> What you will do
Collect each line of the entries that holds the string "name".

(Saved data entries)

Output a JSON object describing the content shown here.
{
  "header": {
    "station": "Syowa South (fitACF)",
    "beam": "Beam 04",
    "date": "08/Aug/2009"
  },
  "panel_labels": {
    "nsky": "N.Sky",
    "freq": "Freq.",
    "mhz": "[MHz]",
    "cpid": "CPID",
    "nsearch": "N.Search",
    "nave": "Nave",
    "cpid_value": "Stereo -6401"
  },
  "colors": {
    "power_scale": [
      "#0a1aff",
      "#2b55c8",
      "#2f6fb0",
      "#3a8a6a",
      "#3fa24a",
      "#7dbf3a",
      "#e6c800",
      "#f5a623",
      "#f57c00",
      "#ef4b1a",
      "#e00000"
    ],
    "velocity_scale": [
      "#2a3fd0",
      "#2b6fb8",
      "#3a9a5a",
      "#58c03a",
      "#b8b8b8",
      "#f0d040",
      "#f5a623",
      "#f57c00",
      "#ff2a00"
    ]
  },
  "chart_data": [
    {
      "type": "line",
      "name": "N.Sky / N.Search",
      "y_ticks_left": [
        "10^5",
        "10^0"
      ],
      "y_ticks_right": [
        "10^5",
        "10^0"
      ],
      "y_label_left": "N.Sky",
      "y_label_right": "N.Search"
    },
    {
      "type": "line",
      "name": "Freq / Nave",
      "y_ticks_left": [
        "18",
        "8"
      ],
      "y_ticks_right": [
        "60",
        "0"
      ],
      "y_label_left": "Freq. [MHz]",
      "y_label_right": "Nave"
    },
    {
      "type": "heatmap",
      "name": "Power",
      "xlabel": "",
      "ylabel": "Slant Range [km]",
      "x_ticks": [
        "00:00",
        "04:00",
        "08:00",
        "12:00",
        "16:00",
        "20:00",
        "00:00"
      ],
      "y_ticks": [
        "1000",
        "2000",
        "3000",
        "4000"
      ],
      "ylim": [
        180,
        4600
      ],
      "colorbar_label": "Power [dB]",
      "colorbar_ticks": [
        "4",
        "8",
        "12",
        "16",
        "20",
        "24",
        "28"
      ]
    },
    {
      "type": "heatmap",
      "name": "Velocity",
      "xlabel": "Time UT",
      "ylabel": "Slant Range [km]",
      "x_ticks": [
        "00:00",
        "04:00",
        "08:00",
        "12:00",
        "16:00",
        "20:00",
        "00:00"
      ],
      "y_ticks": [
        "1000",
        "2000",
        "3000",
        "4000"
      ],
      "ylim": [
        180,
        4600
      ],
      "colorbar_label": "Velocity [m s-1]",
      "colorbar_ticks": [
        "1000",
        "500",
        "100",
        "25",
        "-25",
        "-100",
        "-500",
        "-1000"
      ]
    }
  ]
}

> Response to the task
      "name": "N.Sky / N.Search",
      "name": "Freq / Nave",
      "name": "Power",
      "name": "Velocity",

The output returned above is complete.